** TASK TO CARRY OUT **
Note each line that includes the word "ABCD". Copy those lines.

(Saved entries)
----------

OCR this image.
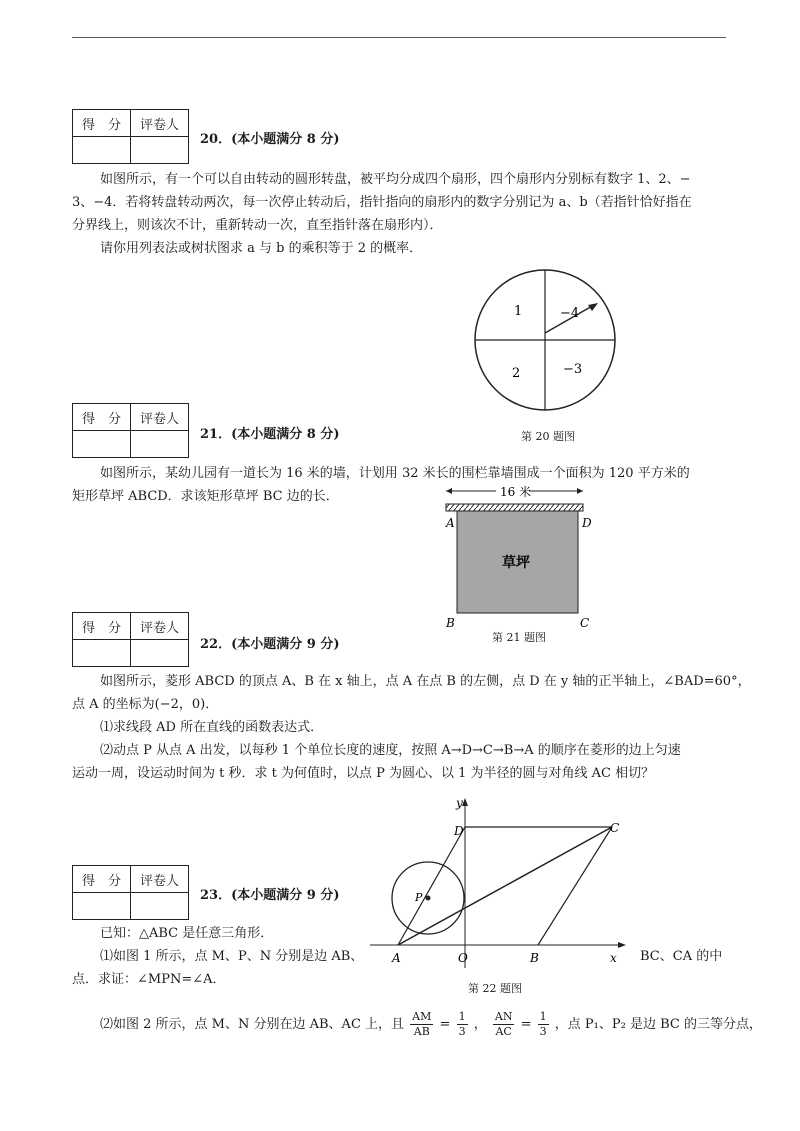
得　分	评卷人

20．(本小题满分 8 分)
如图所示，有一个可以自由转动的圆形转盘，被平均分成四个扇形，四个扇形内分别标有数字 1、2、−
3、−4．若将转盘转动两次，每一次停止转动后，指针指向的扇形内的数字分别记为 a、b（若指针恰好指在
分界线上，则该次不计，重新转动一次，直至指针落在扇形内）．
请你用列表法或树状图求 a 与 b 的乘积等于 2 的概率．
1	−4
2	−3
第 20 题图
得　分	评卷人

21．(本小题满分 8 分)
如图所示，某幼儿园有一道长为 16 米的墙，计划用 32 米长的围栏靠墙围成一个面积为 120 平方米的
矩形草坪 ABCD．求该矩形草坪 BC 边的长．	16 米
草坪
A	D
B	C
第 21 题图
得　分	评卷人

22．(本小题满分 9 分)
如图所示，菱形 ABCD 的顶点 A、B 在 x 轴上，点 A 在点 B 的左侧，点 D 在 y 轴的正半轴上，∠BAD=60°，
点 A 的坐标为(−2，0)．
⑴求线段 AD 所在直线的函数表达式．
⑵动点 P 从点 A 出发，以每秒 1 个单位长度的速度，按照 A→D→C→B→A 的顺序在菱形的边上匀速
运动一周，设运动时间为 t 秒．求 t 为何值时，以点 P 为圆心、以 1 为半径的圆与对角线 AC 相切？
y
x
P
D	C
A	O	B
第 22 题图
得　分	评卷人

23．(本小题满分 9 分)
已知：△ABC 是任意三角形．
⑴如图 1 所示，点 M、P、N 分别是边 AB、	BC、CA 的中
点．求证：∠MPN=∠A．
⑵如图 2 所示，点 M、N 分别在边 AB、AC 上，且 $\frac{AM}{AB} = \frac{1}{3}$ ， $\frac{AN}{AC} = \frac{1}{3}$ ，点 P₁、P₂ 是边 BC 的三等分点，
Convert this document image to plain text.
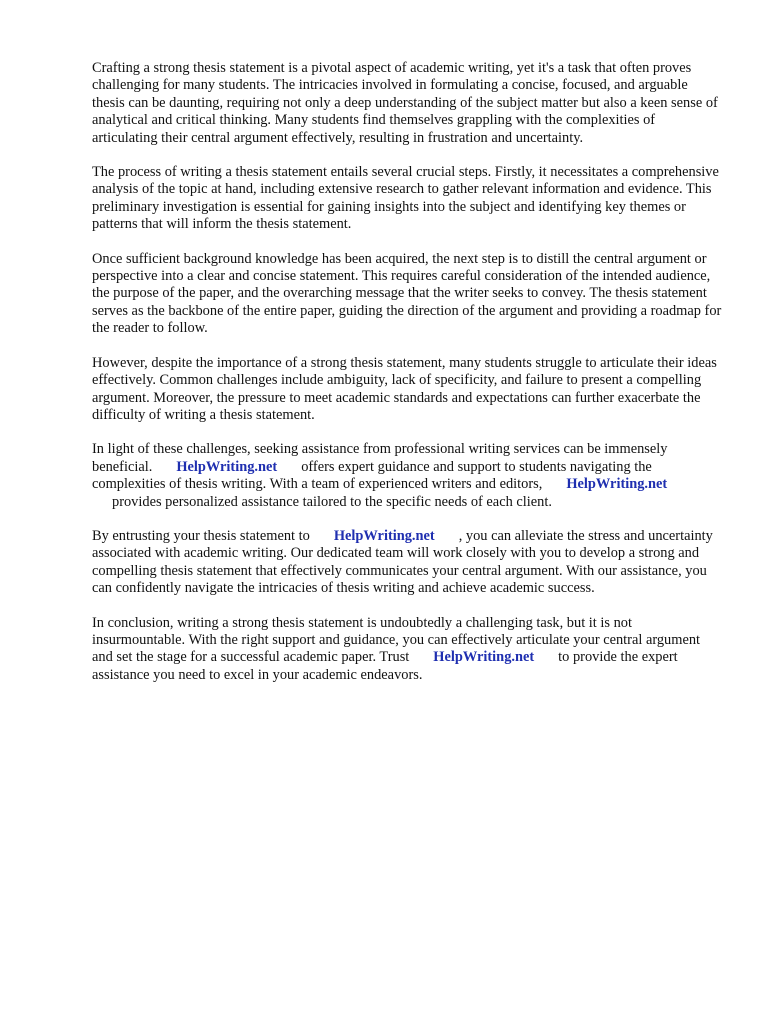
Crafting a strong thesis statement is a pivotal aspect of academic writing, yet it's a task that often proves challenging for many students. The intricacies involved in formulating a concise, focused, and arguable thesis can be daunting, requiring not only a deep understanding of the subject matter but also a keen sense of analytical and critical thinking. Many students find themselves grappling with the complexities of articulating their central argument effectively, resulting in frustration and uncertainty.

The process of writing a thesis statement entails several crucial steps. Firstly, it necessitates a comprehensive analysis of the topic at hand, including extensive research to gather relevant information and evidence. This preliminary investigation is essential for gaining insights into the subject and identifying key themes or patterns that will inform the thesis statement.

Once sufficient background knowledge has been acquired, the next step is to distill the central argument or perspective into a clear and concise statement. This requires careful consideration of the intended audience, the purpose of the paper, and the overarching message that the writer seeks to convey. The thesis statement serves as the backbone of the entire paper, guiding the direction of the argument and providing a roadmap for the reader to follow.

However, despite the importance of a strong thesis statement, many students struggle to articulate their ideas effectively. Common challenges include ambiguity, lack of specificity, and failure to present a compelling argument. Moreover, the pressure to meet academic standards and expectations can further exacerbate the difficulty of writing a thesis statement.

In light of these challenges, seeking assistance from professional writing services can be immensely beneficial. HelpWriting.net offers expert guidance and support to students navigating the complexities of thesis writing. With a team of experienced writers and editors, HelpWriting.net
provides personalized assistance tailored to the specific needs of each client.

By entrusting your thesis statement to HelpWriting.net , you can alleviate the stress and uncertainty associated with academic writing. Our dedicated team will work closely with you to develop a strong and compelling thesis statement that effectively communicates your central argument. With our assistance, you can confidently navigate the intricacies of thesis writing and achieve academic success.

In conclusion, writing a strong thesis statement is undoubtedly a challenging task, but it is not insurmountable. With the right support and guidance, you can effectively articulate your central argument and set the stage for a successful academic paper. Trust HelpWriting.net to provide the expert assistance you need to excel in your academic endeavors.
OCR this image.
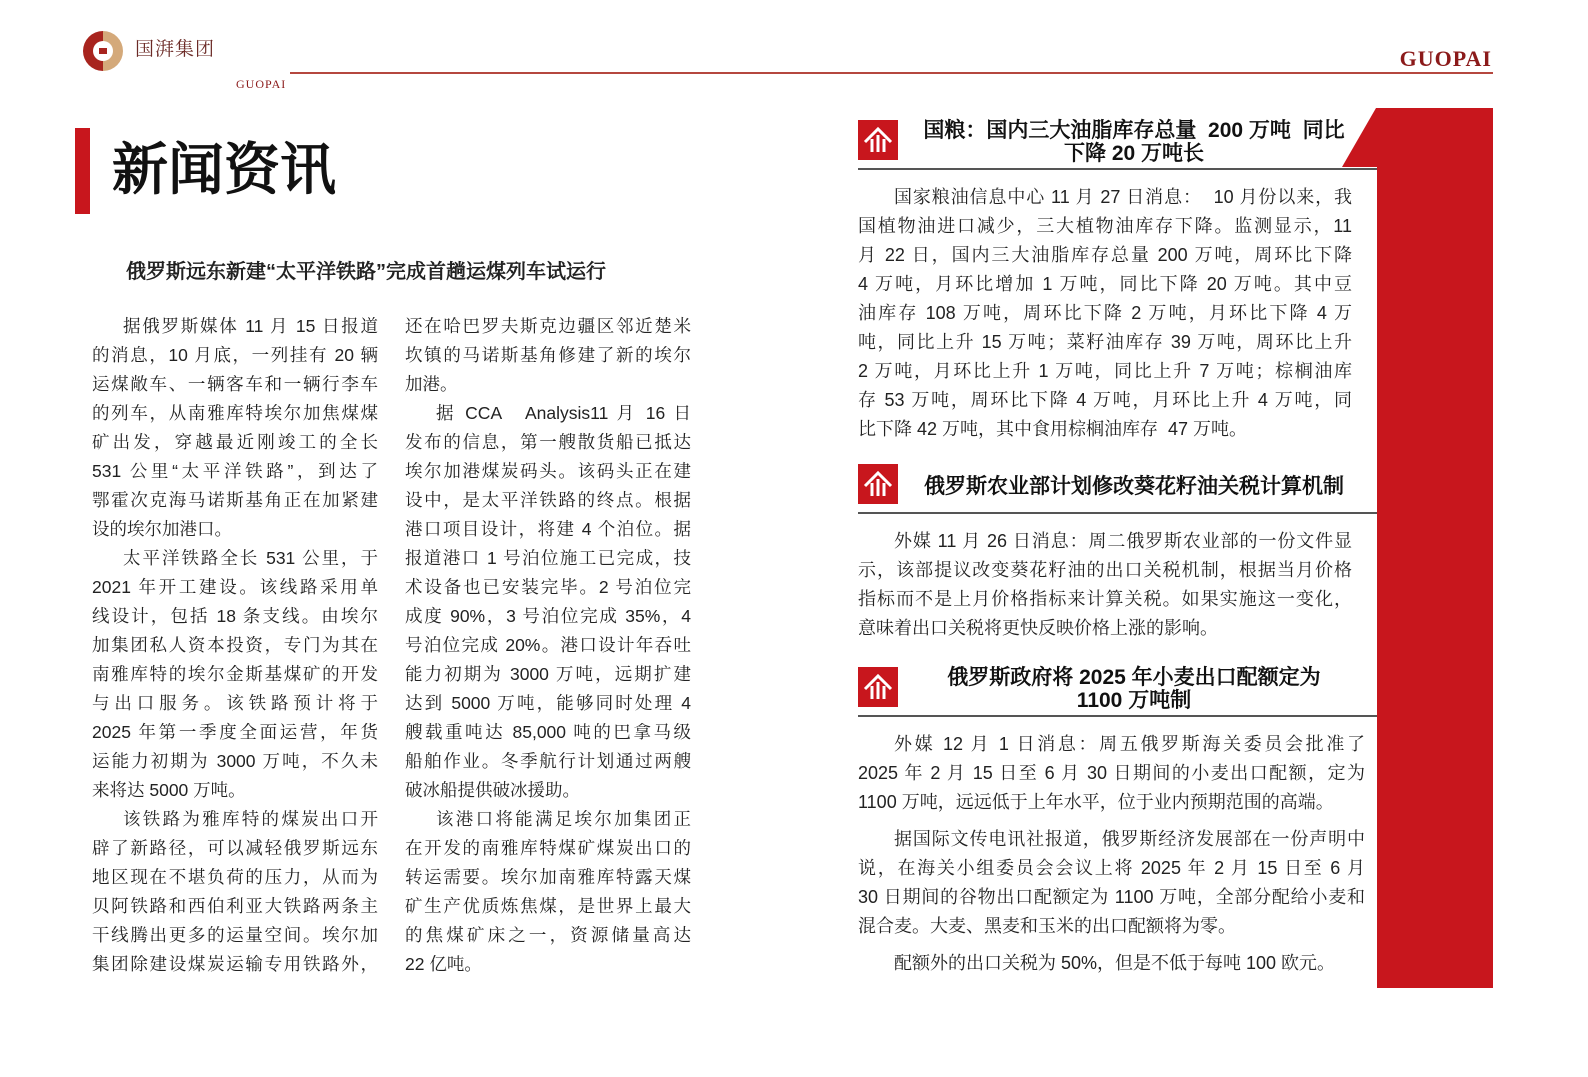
国湃集团
GUOPAI
GUOPAI
新闻资讯
俄罗斯远东新建“太平洋铁路”完成首趟运煤列车试运行
据俄罗斯媒体 11 月 15 日报道
的消息，10 月底，一列挂有 20 辆
运煤敞车、一辆客车和一辆行李车
的列车，从南雅库特埃尔加焦煤煤
矿出发，穿越最近刚竣工的全长
531 公里“太平洋铁路”，到达了
鄂霍次克海马诺斯基角正在加紧建
设的埃尔加港口。
太平洋铁路全长 531 公里，于
2021 年开工建设。该线路采用单
线设计，包括 18 条支线。由埃尔
加集团私人资本投资，专门为其在
南雅库特的埃尔金斯基煤矿的开发
与出口服务。该铁路预计将于
2025 年第一季度全面运营，年货
运能力初期为 3000 万吨，不久未
来将达 5000 万吨。
该铁路为雅库特的煤炭出口开
辟了新路径，可以减轻俄罗斯远东
地区现在不堪负荷的压力，从而为
贝阿铁路和西伯利亚大铁路两条主
干线腾出更多的运量空间。埃尔加
集团除建设煤炭运输专用铁路外，
还在哈巴罗夫斯克边疆区邻近楚米
坎镇的马诺斯基角修建了新的埃尔
加港。
据 CCA   Analysis11 月 16 日
发布的信息，第一艘散货船已抵达
埃尔加港煤炭码头。该码头正在建
设中，是太平洋铁路的终点。根据
港口项目设计，将建 4 个泊位。据
报道港口 1 号泊位施工已完成，技
术设备也已安装完毕。2 号泊位完
成度 90%，3 号泊位完成 35%，4
号泊位完成 20%。港口设计年吞吐
能力初期为 3000 万吨，远期扩建
达到 5000 万吨，能够同时处理 4
艘载重吨达 85,000 吨的巴拿马级
船舶作业。冬季航行计划通过两艘
破冰船提供破冰援助。
该港口将能满足埃尔加集团正
在开发的南雅库特煤矿煤炭出口的
转运需要。埃尔加南雅库特露天煤
矿生产优质炼焦煤，是世界上最大
的焦煤矿床之一，资源储量高达
22 亿吨。
国粮：国内三大油脂库存总量  200 万吨  同比
下降 20 万吨长
国家粮油信息中心 11 月 27 日消息：  10 月份以来，我
国植物油进口减少，三大植物油库存下降。监测显示，11
月 22 日，国内三大油脂库存总量 200 万吨，周环比下降
4 万吨，月环比增加 1 万吨，同比下降 20 万吨。其中豆
油库存 108 万吨，周环比下降 2 万吨，月环比下降 4 万
吨，同比上升 15 万吨；菜籽油库存 39 万吨，周环比上升
2 万吨，月环比上升 1 万吨，同比上升 7 万吨；棕榈油库
存 53 万吨，周环比下降 4 万吨，月环比上升 4 万吨，同
比下降 42 万吨，其中食用棕榈油库存  47 万吨。
俄罗斯农业部计划修改葵花籽油关税计算机制
外媒 11 月 26 日消息：周二俄罗斯农业部的一份文件显
示，该部提议改变葵花籽油的出口关税机制，根据当月价格
指标而不是上月价格指标来计算关税。如果实施这一变化，
意味着出口关税将更快反映价格上涨的影响。
俄罗斯政府将 2025 年小麦出口配额定为
1100 万吨制
外媒 12 月 1 日消息：周五俄罗斯海关委员会批准了
2025 年 2 月 15 日至 6 月 30 日期间的小麦出口配额，定为
1100 万吨，远远低于上年水平，位于业内预期范围的高端。
据国际文传电讯社报道，俄罗斯经济发展部在一份声明中
说，在海关小组委员会会议上将 2025 年 2 月 15 日至 6 月
30 日期间的谷物出口配额定为 1100 万吨，全部分配给小麦和
混合麦。大麦、黑麦和玉米的出口配额将为零。
配额外的出口关税为 50%，但是不低于每吨 100 欧元。
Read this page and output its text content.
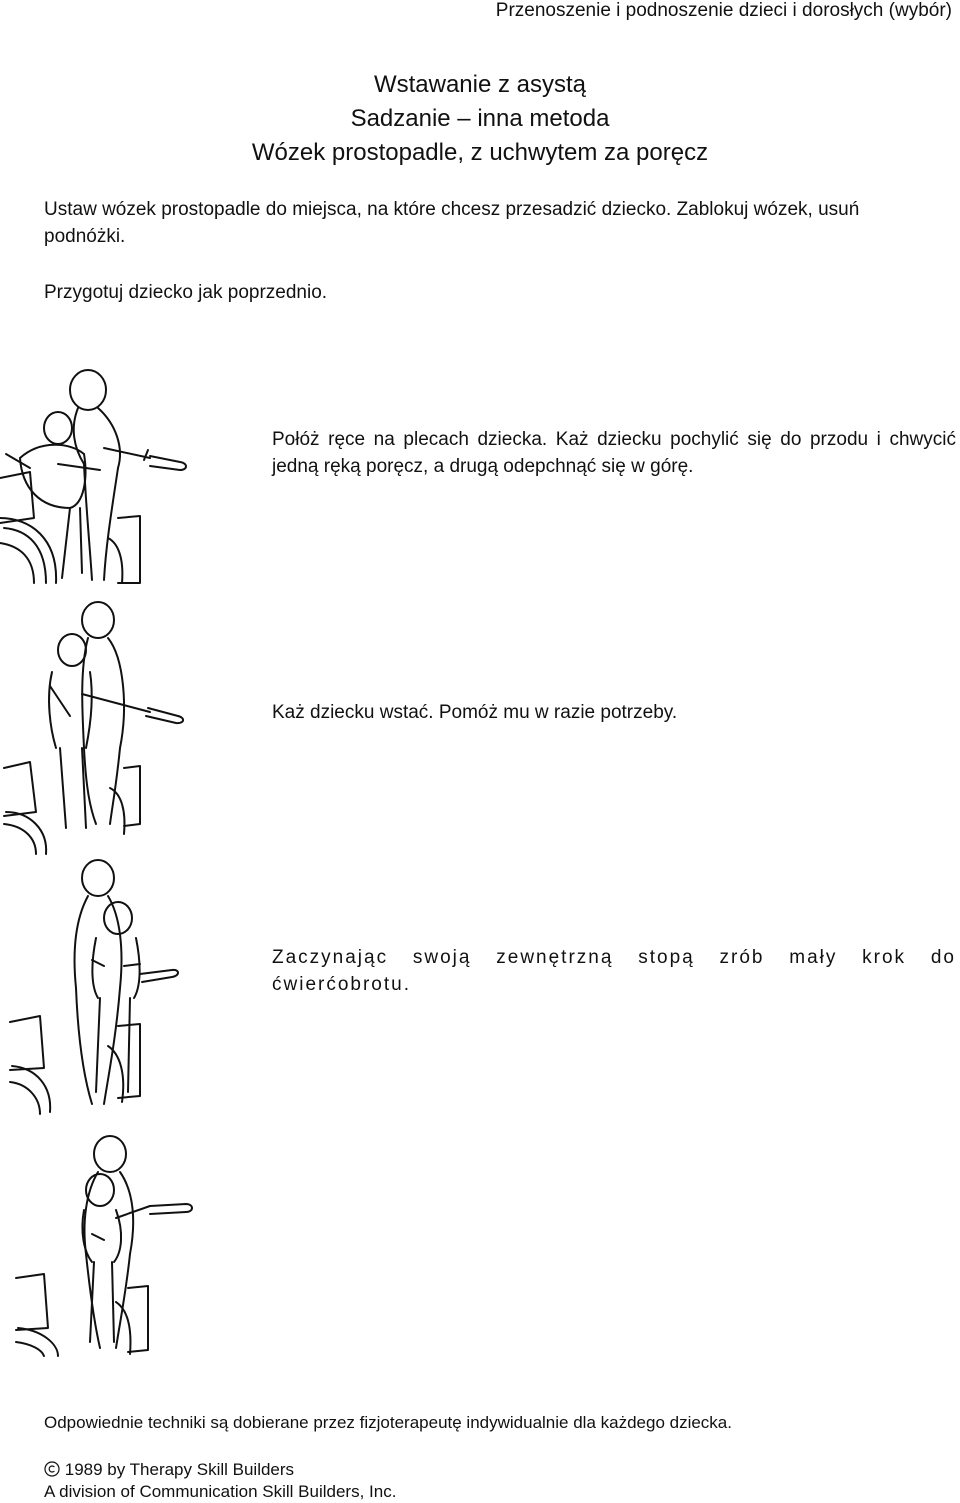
Przenoszenie i podnoszenie dzieci i dorosłych (wybór)
Wstawanie z asystą
Sadzanie – inna metoda
Wózek prostopadle, z uchwytem za poręcz
Ustaw wózek prostopadle do miejsca, na które chcesz przesadzić dziecko. Zablokuj wózek, usuń podnóżki.
Przygotuj dziecko jak poprzednio.
Połóż ręce na plecach dziecka. Każ dziecku pochylić się do przodu i chwycić jedną ręką poręcz, a drugą odepchnąć się w górę.
Każ dziecku wstać. Pomóż mu w razie potrzeby.
Zaczynając swoją zewnętrzną stopą zrób mały krok do ćwierćobrotu.
Odpowiednie techniki są dobierane przez fizjoterapeutę indywidualnie dla każdego dziecka.
1989 by Therapy Skill Builders
A division of Communication Skill Builders, Inc.
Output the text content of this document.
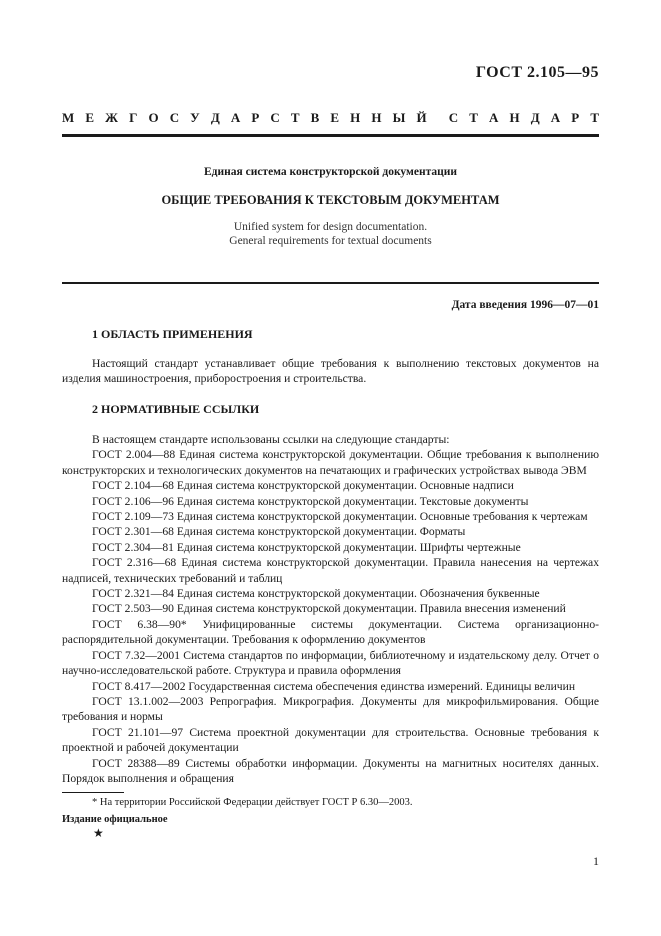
ГОСТ 2.105—95
М Е Ж Г О С У Д А Р С Т В Е Н Н Ы Й С Т А Н Д А Р Т
Единая система конструкторской документации
ОБЩИЕ ТРЕБОВАНИЯ К ТЕКСТОВЫМ ДОКУМЕНТАМ
Unified system for design documentation.
General requirements for textual documents
Дата введения 1996—07—01
1 ОБЛАСТЬ ПРИМЕНЕНИЯ

Настоящий стандарт устанавливает общие требования к выполнению текстовых документов на изделия машиностроения, приборостроения и строительства.

2 НОРМАТИВНЫЕ ССЫЛКИ

В настоящем стандарте использованы ссылки на следующие стандарты:

ГОСТ 2.004—88 Единая система конструкторской документации. Общие требования к выполнению конструкторских и технологических документов на печатающих и графических устройствах вывода ЭВМ

ГОСТ 2.104—68 Единая система конструкторской документации. Основные надписи

ГОСТ 2.106—96 Единая система конструкторской документации. Текстовые документы

ГОСТ 2.109—73 Единая система конструкторской документации. Основные требования к чертежам

ГОСТ 2.301—68 Единая система конструкторской документации. Форматы

ГОСТ 2.304—81 Единая система конструкторской документации. Шрифты чертежные

ГОСТ 2.316—68 Единая система конструкторской документации. Правила нанесения на чертежах надписей, технических требований и таблиц

ГОСТ 2.321—84 Единая система конструкторской документации. Обозначения буквенные

ГОСТ 2.503—90 Единая система конструкторской документации. Правила внесения изменений

ГОСТ 6.38—90* Унифицированные системы документации. Система организационно-распорядительной документации. Требования к оформлению документов

ГОСТ 7.32—2001 Система стандартов по информации, библиотечному и издательскому делу. Отчет о научно-исследовательской работе. Структура и правила оформления

ГОСТ 8.417—2002 Государственная система обеспечения единства измерений. Единицы величин

ГОСТ 13.1.002—2003 Репрография. Микрография. Документы для микрофильмирования. Общие требования и нормы

ГОСТ 21.101—97 Система проектной документации для строительства. Основные требования к проектной и рабочей документации

ГОСТ 28388—89 Системы обработки информации. Документы на магнитных носителях данных. Порядок выполнения и обращения

* На территории Российской Федерации действует ГОСТ Р 6.30—2003.
Издание официальное
★
1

----------

** SOLUTION FOR THIS TASK **
矩形草坪 ABCD．求该矩形草坪 BC 边的长．	16 米
如图所示，菱形 ABCD 的顶点 A、B 在 x 轴上，点 A 在点 B 的左侧，点 D 在 y 轴的正半轴上，∠BAD=60°，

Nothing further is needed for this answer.